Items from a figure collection
···

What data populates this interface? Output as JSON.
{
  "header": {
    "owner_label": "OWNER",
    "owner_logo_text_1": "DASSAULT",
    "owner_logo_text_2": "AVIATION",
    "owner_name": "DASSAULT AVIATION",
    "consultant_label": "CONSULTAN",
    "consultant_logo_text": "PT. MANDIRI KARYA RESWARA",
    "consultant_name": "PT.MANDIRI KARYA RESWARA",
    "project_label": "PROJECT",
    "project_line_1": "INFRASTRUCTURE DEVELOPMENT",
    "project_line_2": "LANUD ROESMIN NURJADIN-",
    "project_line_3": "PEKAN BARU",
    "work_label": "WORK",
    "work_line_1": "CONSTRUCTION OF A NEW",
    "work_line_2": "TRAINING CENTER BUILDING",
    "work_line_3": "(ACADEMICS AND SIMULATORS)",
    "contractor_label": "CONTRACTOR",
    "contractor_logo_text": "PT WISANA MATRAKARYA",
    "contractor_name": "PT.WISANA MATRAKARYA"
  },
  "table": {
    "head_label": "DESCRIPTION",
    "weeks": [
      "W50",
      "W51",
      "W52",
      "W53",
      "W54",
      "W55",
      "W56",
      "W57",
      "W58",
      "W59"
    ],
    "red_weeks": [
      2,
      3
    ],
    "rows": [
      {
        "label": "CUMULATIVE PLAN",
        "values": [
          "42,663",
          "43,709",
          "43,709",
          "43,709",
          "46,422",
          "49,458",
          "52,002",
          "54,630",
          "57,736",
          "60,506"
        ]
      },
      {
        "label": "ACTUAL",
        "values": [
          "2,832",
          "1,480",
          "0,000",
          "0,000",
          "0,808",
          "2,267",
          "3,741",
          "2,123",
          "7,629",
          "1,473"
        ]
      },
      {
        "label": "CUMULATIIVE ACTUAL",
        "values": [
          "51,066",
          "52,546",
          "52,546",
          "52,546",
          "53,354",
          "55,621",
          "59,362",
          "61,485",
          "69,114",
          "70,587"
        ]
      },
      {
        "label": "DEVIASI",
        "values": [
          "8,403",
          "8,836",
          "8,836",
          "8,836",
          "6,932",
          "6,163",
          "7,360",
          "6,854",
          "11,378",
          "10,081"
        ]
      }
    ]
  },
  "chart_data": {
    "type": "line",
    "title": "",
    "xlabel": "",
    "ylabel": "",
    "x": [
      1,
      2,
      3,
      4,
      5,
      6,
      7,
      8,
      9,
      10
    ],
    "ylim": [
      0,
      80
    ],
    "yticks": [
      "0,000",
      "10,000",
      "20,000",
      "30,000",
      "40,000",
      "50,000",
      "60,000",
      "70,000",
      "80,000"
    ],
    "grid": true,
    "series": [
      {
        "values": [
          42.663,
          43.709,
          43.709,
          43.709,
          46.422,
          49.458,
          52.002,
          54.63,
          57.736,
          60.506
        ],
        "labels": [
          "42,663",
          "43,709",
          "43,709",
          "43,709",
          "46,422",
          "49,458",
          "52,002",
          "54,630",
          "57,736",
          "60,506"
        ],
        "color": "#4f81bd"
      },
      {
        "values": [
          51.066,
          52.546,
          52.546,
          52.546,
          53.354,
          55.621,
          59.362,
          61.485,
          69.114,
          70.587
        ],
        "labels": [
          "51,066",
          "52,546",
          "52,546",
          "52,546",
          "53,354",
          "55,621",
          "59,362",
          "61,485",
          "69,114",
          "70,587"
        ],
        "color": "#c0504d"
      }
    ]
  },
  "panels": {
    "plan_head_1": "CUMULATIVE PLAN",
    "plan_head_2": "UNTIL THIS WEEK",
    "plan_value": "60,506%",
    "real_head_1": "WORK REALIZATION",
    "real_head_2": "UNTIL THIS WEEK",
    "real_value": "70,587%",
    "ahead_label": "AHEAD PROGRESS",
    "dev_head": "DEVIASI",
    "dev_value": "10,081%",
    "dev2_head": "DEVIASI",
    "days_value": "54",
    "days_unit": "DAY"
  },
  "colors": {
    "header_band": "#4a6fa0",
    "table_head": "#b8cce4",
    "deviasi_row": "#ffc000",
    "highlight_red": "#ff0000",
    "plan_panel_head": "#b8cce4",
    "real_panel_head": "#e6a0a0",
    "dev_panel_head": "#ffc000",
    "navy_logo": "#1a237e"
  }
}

···

The exercise:
Return the full listing, character for character.

Task solution:
What data populates this interface? Output as JSON.
{
  "header": {
    "owner_label": "OWNER",
    "owner_logo_text_1": "DASSAULT",
    "owner_logo_text_2": "AVIATION",
    "owner_name": "DASSAULT AVIATION",
    "consultant_label": "CONSULTAN",
    "consultant_logo_text": "PT. MANDIRI KARYA RESWARA",
    "consultant_name": "PT.MANDIRI KARYA RESWARA",
    "project_label": "PROJECT",
    "project_line_1": "INFRASTRUCTURE DEVELOPMENT",
    "project_line_2": "LANUD ROESMIN NURJADIN-",
    "project_line_3": "PEKAN BARU",
    "work_label": "WORK",
    "work_line_1": "CONSTRUCTION OF A NEW",
    "work_line_2": "TRAINING CENTER BUILDING",
    "work_line_3": "(ACADEMICS AND SIMULATORS)",
    "contractor_label": "CONTRACTOR",
    "contractor_logo_text": "PT WISANA MATRAKARYA",
    "contractor_name": "PT.WISANA MATRAKARYA"
  },
  "table": {
    "head_label": "DESCRIPTION",
    "weeks": [
      "W50",
      "W51",
      "W52",
      "W53",
      "W54",
      "W55",
      "W56",
      "W57",
      "W58",
      "W59"
    ],
    "red_weeks": [
      2,
      3
    ],
    "rows": [
      {
        "label": "CUMULATIVE PLAN",
        "values": [
          "42,663",
          "43,709",
          "43,709",
          "43,709",
          "46,422",
          "49,458",
          "52,002",
          "54,630",
          "57,736",
          "60,506"
        ]
      },
      {
        "label": "ACTUAL",
        "values": [
          "2,832",
          "1,480",
          "0,000",
          "0,000",
          "0,808",
          "2,267",
          "3,741",
          "2,123",
          "7,629",
          "1,473"
        ]
      },
      {
        "label": "CUMULATIIVE ACTUAL",
        "values": [
          "51,066",
          "52,546",
          "52,546",
          "52,546",
          "53,354",
          "55,621",
          "59,362",
          "61,485",
          "69,114",
          "70,587"
        ]
      },
      {
        "label": "DEVIASI",
        "values": [
          "8,403",
          "8,836",
          "8,836",
          "8,836",
          "6,932",
          "6,163",
          "7,360",
          "6,854",
          "11,378",
          "10,081"
        ]
      }
    ]
  },
  "chart_data": {
    "type": "line",
    "title": "",
    "xlabel": "",
    "ylabel": "",
    "x": [
      1,
      2,
      3,
      4,
      5,
      6,
      7,
      8,
      9,
      10
    ],
    "ylim": [
      0,
      80
    ],
    "yticks": [
      "0,000",
      "10,000",
      "20,000",
      "30,000",
      "40,000",
      "50,000",
      "60,000",
      "70,000",
      "80,000"
    ],
    "grid": true,
    "series": [
      {
        "values": [
          42.663,
          43.709,
          43.709,
          43.709,
          46.422,
          49.458,
          52.002,
          54.63,
          57.736,
          60.506
        ],
        "labels": [
          "42,663",
          "43,709",
          "43,709",
          "43,709",
          "46,422",
          "49,458",
          "52,002",
          "54,630",
          "57,736",
          "60,506"
        ],
        "color": "#4f81bd"
      },
      {
        "values": [
          51.066,
          52.546,
          52.546,
          52.546,
          53.354,
          55.621,
          59.362,
          61.485,
          69.114,
          70.587
        ],
        "labels": [
          "51,066",
          "52,546",
          "52,546",
          "52,546",
          "53,354",
          "55,621",
          "59,362",
          "61,485",
          "69,114",
          "70,587"
        ],
        "color": "#c0504d"
      }
    ]
  },
  "panels": {
    "plan_head_1": "CUMULATIVE PLAN",
    "plan_head_2": "UNTIL THIS WEEK",
    "plan_value": "60,506%",
    "real_head_1": "WORK REALIZATION",
    "real_head_2": "UNTIL THIS WEEK",
    "real_value": "70,587%",
    "ahead_label": "AHEAD PROGRESS",
    "dev_head": "DEVIASI",
    "dev_value": "10,081%",
    "dev2_head": "DEVIASI",
    "days_value": "54",
    "days_unit": "DAY"
  },
  "colors": {
    "header_band": "#4a6fa0",
    "table_head": "#b8cce4",
    "deviasi_row": "#ffc000",
    "highlight_red": "#ff0000",
    "plan_panel_head": "#b8cce4",
    "real_panel_head": "#e6a0a0",
    "dev_panel_head": "#ffc000",
    "navy_logo": "#1a237e"
  }
}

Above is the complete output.